[Extracted data entries]
— Start —

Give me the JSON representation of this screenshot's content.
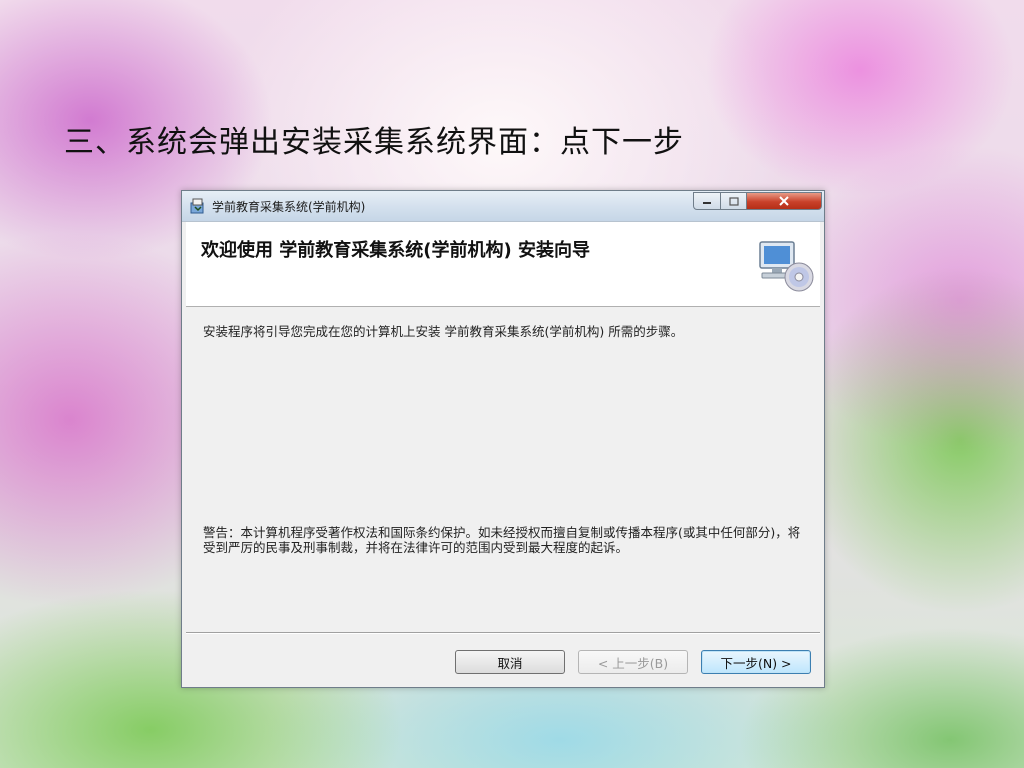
{
  "slide": {
    "heading": "三、系统会弹出安装采集系统界面：点下一步"
  },
  "window": {
    "title": "学前教育采集系统(学前机构)",
    "controls": {
      "minimize_icon": "minimize-icon",
      "maximize_icon": "maximize-icon",
      "close_icon": "close-icon"
    }
  },
  "header": {
    "title": "欢迎使用 学前教育采集系统(学前机构) 安装向导",
    "icon": "computer-disc-icon"
  },
  "body": {
    "intro": "安装程序将引导您完成在您的计算机上安装 学前教育采集系统(学前机构) 所需的步骤。",
    "warning": "警告：本计算机程序受著作权法和国际条约保护。如未经授权而擅自复制或传播本程序(或其中任何部分)，将受到严厉的民事及刑事制裁，并将在法律许可的范围内受到最大程度的起诉。"
  },
  "buttons": {
    "cancel": "取消",
    "back": "< 上一步(B)",
    "next": "下一步(N) >"
  },
  "colors": {
    "close_button": "#c9412a",
    "next_button_border": "#3c7fb1"
  }
}
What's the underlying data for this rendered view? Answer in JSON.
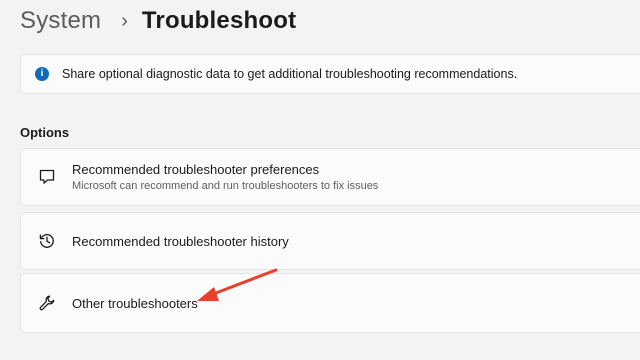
{
  "breadcrumb": {
    "parent": "System",
    "separator": "›",
    "current": "Troubleshoot"
  },
  "info_banner": {
    "icon": "info-icon",
    "text": "Share optional diagnostic data to get additional troubleshooting recommendations."
  },
  "options_section": {
    "heading": "Options",
    "items": [
      {
        "icon": "chat-bubble-icon",
        "title": "Recommended troubleshooter preferences",
        "subtitle": "Microsoft can recommend and run troubleshooters to fix issues"
      },
      {
        "icon": "history-icon",
        "title": "Recommended troubleshooter history"
      },
      {
        "icon": "wrench-icon",
        "title": "Other troubleshooters"
      }
    ]
  },
  "annotation": {
    "type": "arrow",
    "color": "#e5412d",
    "points_to": "Other troubleshooters"
  },
  "colors": {
    "background": "#f3f3f3",
    "card": "#fbfbfb",
    "accent": "#0f6cbd"
  }
}
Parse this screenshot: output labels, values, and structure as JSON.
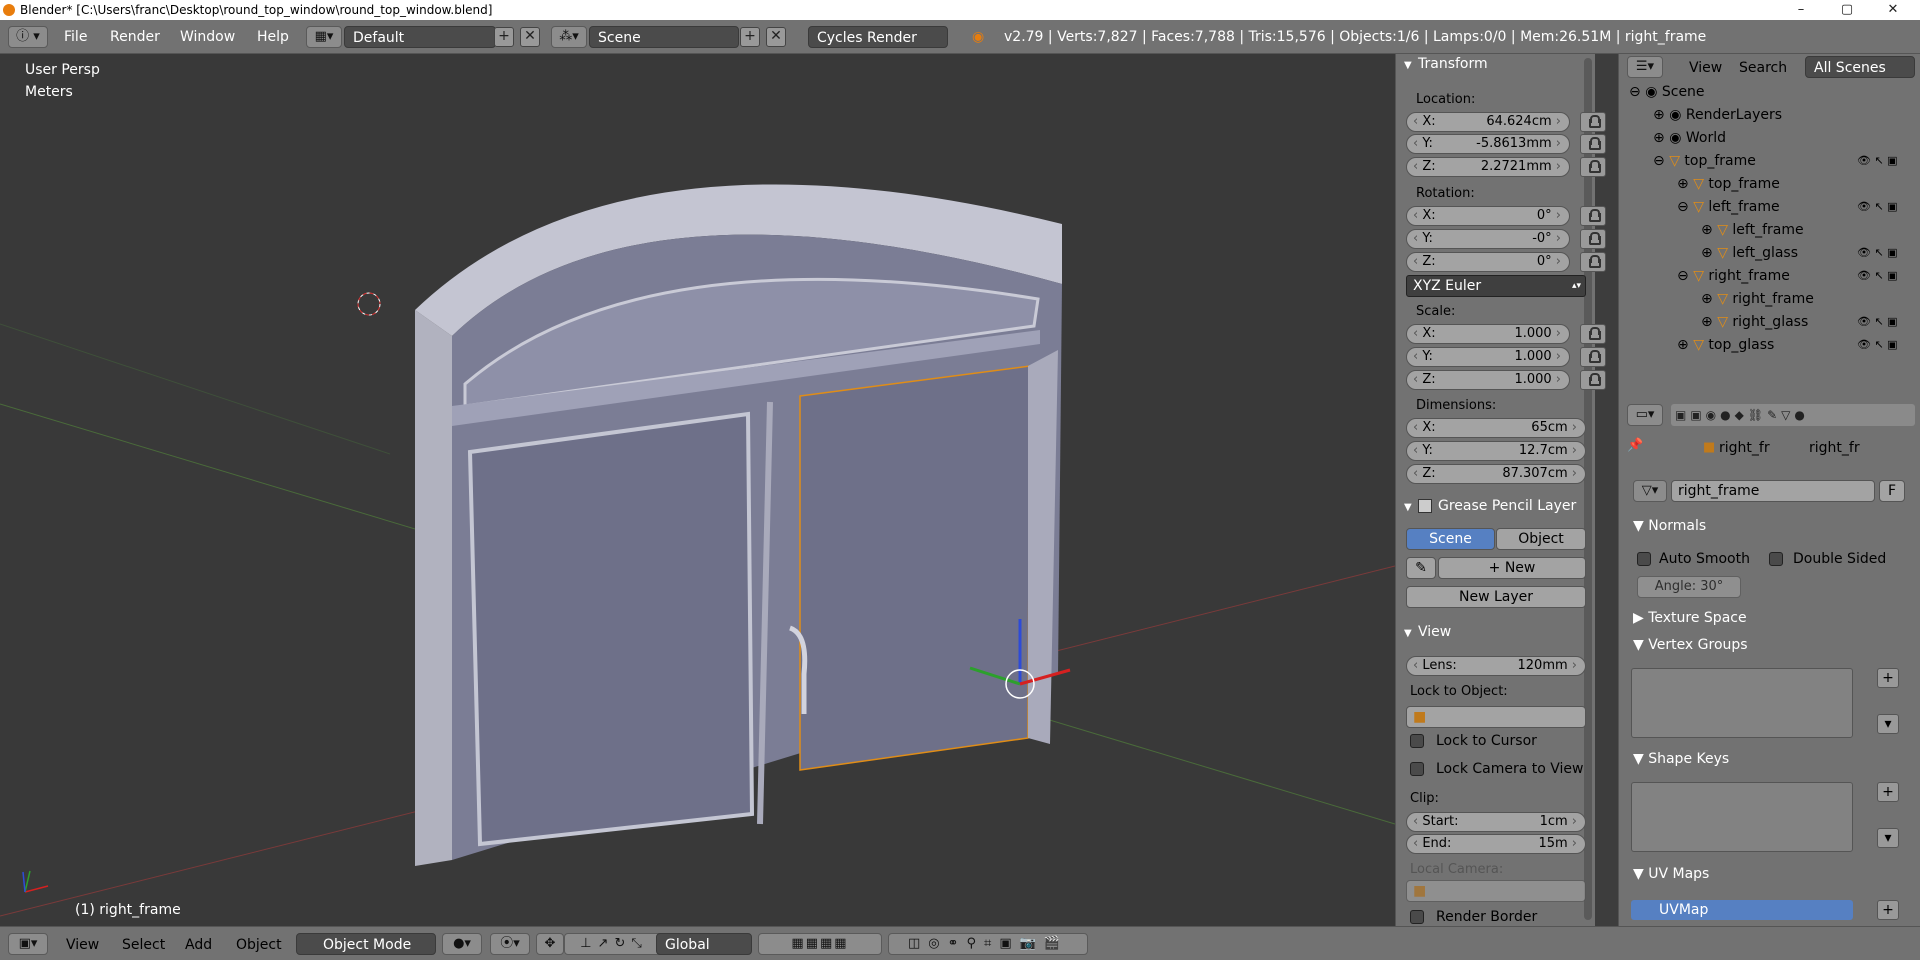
{
  "window": {
    "title": "Blender* [C:\\Users\\franc\\Desktop\\round_top_window\\round_top_window.blend]",
    "min": "–",
    "max": "▢",
    "close": "✕"
  },
  "topbar": {
    "menus": [
      "File",
      "Render",
      "Window",
      "Help"
    ],
    "layout": "Default",
    "scene": "Scene",
    "engine": "Cycles Render",
    "stats": "v2.79 | Verts:7,827 | Faces:7,788 | Tris:15,576 | Objects:1/6 | Lamps:0/0 | Mem:26.51M | right_frame"
  },
  "viewport": {
    "persp": "User Persp",
    "units": "Meters",
    "active_object": "(1) right_frame"
  },
  "transform": {
    "header": "Transform",
    "location_label": "Location:",
    "location": [
      {
        "ax": "X:",
        "v": "64.624cm"
      },
      {
        "ax": "Y:",
        "v": "-5.8613mm"
      },
      {
        "ax": "Z:",
        "v": "2.2721mm"
      }
    ],
    "rotation_label": "Rotation:",
    "rotation": [
      {
        "ax": "X:",
        "v": "0°"
      },
      {
        "ax": "Y:",
        "v": "-0°"
      },
      {
        "ax": "Z:",
        "v": "0°"
      }
    ],
    "rotation_mode": "XYZ Euler",
    "scale_label": "Scale:",
    "scale": [
      {
        "ax": "X:",
        "v": "1.000"
      },
      {
        "ax": "Y:",
        "v": "1.000"
      },
      {
        "ax": "Z:",
        "v": "1.000"
      }
    ],
    "dimensions_label": "Dimensions:",
    "dimensions": [
      {
        "ax": "X:",
        "v": "65cm"
      },
      {
        "ax": "Y:",
        "v": "12.7cm"
      },
      {
        "ax": "Z:",
        "v": "87.307cm"
      }
    ]
  },
  "grease": {
    "header": "Grease Pencil Layer",
    "tab_scene": "Scene",
    "tab_object": "Object",
    "new": "New",
    "new_layer": "New Layer"
  },
  "view": {
    "header": "View",
    "lens_label": "Lens:",
    "lens": "120mm",
    "lock_to_object": "Lock to Object:",
    "lock_cursor": "Lock to Cursor",
    "lock_camera": "Lock Camera to View",
    "clip": "Clip:",
    "start_label": "Start:",
    "start": "1cm",
    "end_label": "End:",
    "end": "15m",
    "local_camera": "Local Camera:",
    "render_border": "Render Border"
  },
  "outliner": {
    "view": "View",
    "search": "Search",
    "filter": "All Scenes",
    "rows": [
      {
        "name": "Scene",
        "indent": 0
      },
      {
        "name": "RenderLayers",
        "indent": 1
      },
      {
        "name": "World",
        "indent": 1
      },
      {
        "name": "top_frame",
        "indent": 1
      },
      {
        "name": "top_frame",
        "indent": 2
      },
      {
        "name": "left_frame",
        "indent": 2
      },
      {
        "name": "left_frame",
        "indent": 3
      },
      {
        "name": "left_glass",
        "indent": 3
      },
      {
        "name": "right_frame",
        "indent": 2
      },
      {
        "name": "right_frame",
        "indent": 3
      },
      {
        "name": "right_glass",
        "indent": 3
      },
      {
        "name": "top_glass",
        "indent": 2
      }
    ]
  },
  "data_props": {
    "breadcrumb_a": "right_fr",
    "breadcrumb_b": "right_fr",
    "mesh_name": "right_frame",
    "fake_user": "F",
    "normals": "Normals",
    "auto_smooth": "Auto Smooth",
    "double_sided": "Double Sided",
    "angle": "Angle:   30°",
    "texture_space": "Texture Space",
    "vertex_groups": "Vertex Groups",
    "shape_keys": "Shape Keys",
    "uv_maps": "UV Maps",
    "uv_map_name": "UVMap"
  },
  "bottombar": {
    "menus": [
      "View",
      "Select",
      "Add",
      "Object"
    ],
    "mode": "Object Mode",
    "orientation": "Global"
  },
  "colors": {
    "panel": "#727272",
    "viewport": "#393939",
    "selected": "#5680c2",
    "accent": "#e87d0d"
  }
}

— End —

Objective -> Quote the data above in full and without alteration; skip the pictures.

Solution for this task ->
Give me the JSON representation of this screenshot's content.
{
  "slide": {
    "heading": "三、系统会弹出安装采集系统界面：点下一步"
  },
  "window": {
    "title": "学前教育采集系统(学前机构)",
    "controls": {
      "minimize_icon": "minimize-icon",
      "maximize_icon": "maximize-icon",
      "close_icon": "close-icon"
    }
  },
  "header": {
    "title": "欢迎使用 学前教育采集系统(学前机构) 安装向导",
    "icon": "computer-disc-icon"
  },
  "body": {
    "intro": "安装程序将引导您完成在您的计算机上安装 学前教育采集系统(学前机构) 所需的步骤。",
    "warning": "警告：本计算机程序受著作权法和国际条约保护。如未经授权而擅自复制或传播本程序(或其中任何部分)，将受到严厉的民事及刑事制裁，并将在法律许可的范围内受到最大程度的起诉。"
  },
  "buttons": {
    "cancel": "取消",
    "back": "< 上一步(B)",
    "next": "下一步(N) >"
  },
  "colors": {
    "close_button": "#c9412a",
    "next_button_border": "#3c7fb1"
  }
}
What's the underlying data for this rendered view? Answer in JSON.
{
  "breadcrumb": {
    "parent": "System",
    "separator": "›",
    "current": "Troubleshoot"
  },
  "info_banner": {
    "icon": "info-icon",
    "text": "Share optional diagnostic data to get additional troubleshooting recommendations."
  },
  "options_section": {
    "heading": "Options",
    "items": [
      {
        "icon": "chat-bubble-icon",
        "title": "Recommended troubleshooter preferences",
        "subtitle": "Microsoft can recommend and run troubleshooters to fix issues"
      },
      {
        "icon": "history-icon",
        "title": "Recommended troubleshooter history"
      },
      {
        "icon": "wrench-icon",
        "title": "Other troubleshooters"
      }
    ]
  },
  "annotation": {
    "type": "arrow",
    "color": "#e5412d",
    "points_to": "Other troubleshooters"
  },
  "colors": {
    "background": "#f3f3f3",
    "card": "#fbfbfb",
    "accent": "#0f6cbd"
  }
}
Parse this screenshot: output labels, values, and structure as JSON.
{
  "window": {
    "title": "Blender* [C:\\Users\\franc\\Desktop\\round_top_window\\round_top_window.blend]",
    "min": "–",
    "max": "▢",
    "close": "✕"
  },
  "topbar": {
    "menus": [
      "File",
      "Render",
      "Window",
      "Help"
    ],
    "layout": "Default",
    "scene": "Scene",
    "engine": "Cycles Render",
    "stats": "v2.79 | Verts:7,827 | Faces:7,788 | Tris:15,576 | Objects:1/6 | Lamps:0/0 | Mem:26.51M | right_frame"
  },
  "viewport": {
    "persp": "User Persp",
    "units": "Meters",
    "active_object": "(1) right_frame"
  },
  "transform": {
    "header": "Transform",
    "location_label": "Location:",
    "location": [
      {
        "ax": "X:",
        "v": "64.624cm"
      },
      {
        "ax": "Y:",
        "v": "-5.8613mm"
      },
      {
        "ax": "Z:",
        "v": "2.2721mm"
      }
    ],
    "rotation_label": "Rotation:",
    "rotation": [
      {
        "ax": "X:",
        "v": "0°"
      },
      {
        "ax": "Y:",
        "v": "-0°"
      },
      {
        "ax": "Z:",
        "v": "0°"
      }
    ],
    "rotation_mode": "XYZ Euler",
    "scale_label": "Scale:",
    "scale": [
      {
        "ax": "X:",
        "v": "1.000"
      },
      {
        "ax": "Y:",
        "v": "1.000"
      },
      {
        "ax": "Z:",
        "v": "1.000"
      }
    ],
    "dimensions_label": "Dimensions:",
    "dimensions": [
      {
        "ax": "X:",
        "v": "65cm"
      },
      {
        "ax": "Y:",
        "v": "12.7cm"
      },
      {
        "ax": "Z:",
        "v": "87.307cm"
      }
    ]
  },
  "grease": {
    "header": "Grease Pencil Layer",
    "tab_scene": "Scene",
    "tab_object": "Object",
    "new": "New",
    "new_layer": "New Layer"
  },
  "view": {
    "header": "View",
    "lens_label": "Lens:",
    "lens": "120mm",
    "lock_to_object": "Lock to Object:",
    "lock_cursor": "Lock to Cursor",
    "lock_camera": "Lock Camera to View",
    "clip": "Clip:",
    "start_label": "Start:",
    "start": "1cm",
    "end_label": "End:",
    "end": "15m",
    "local_camera": "Local Camera:",
    "render_border": "Render Border"
  },
  "outliner": {
    "view": "View",
    "search": "Search",
    "filter": "All Scenes",
    "rows": [
      {
        "name": "Scene",
        "indent": 0
      },
      {
        "name": "RenderLayers",
        "indent": 1
      },
      {
        "name": "World",
        "indent": 1
      },
      {
        "name": "top_frame",
        "indent": 1
      },
      {
        "name": "top_frame",
        "indent": 2
      },
      {
        "name": "left_frame",
        "indent": 2
      },
      {
        "name": "left_frame",
        "indent": 3
      },
      {
        "name": "left_glass",
        "indent": 3
      },
      {
        "name": "right_frame",
        "indent": 2
      },
      {
        "name": "right_frame",
        "indent": 3
      },
      {
        "name": "right_glass",
        "indent": 3
      },
      {
        "name": "top_glass",
        "indent": 2
      }
    ]
  },
  "data_props": {
    "breadcrumb_a": "right_fr",
    "breadcrumb_b": "right_fr",
    "mesh_name": "right_frame",
    "fake_user": "F",
    "normals": "Normals",
    "auto_smooth": "Auto Smooth",
    "double_sided": "Double Sided",
    "angle": "Angle:   30°",
    "texture_space": "Texture Space",
    "vertex_groups": "Vertex Groups",
    "shape_keys": "Shape Keys",
    "uv_maps": "UV Maps",
    "uv_map_name": "UVMap"
  },
  "bottombar": {
    "menus": [
      "View",
      "Select",
      "Add",
      "Object"
    ],
    "mode": "Object Mode",
    "orientation": "Global"
  },
  "colors": {
    "panel": "#727272",
    "viewport": "#393939",
    "selected": "#5680c2",
    "accent": "#e87d0d"
  }
}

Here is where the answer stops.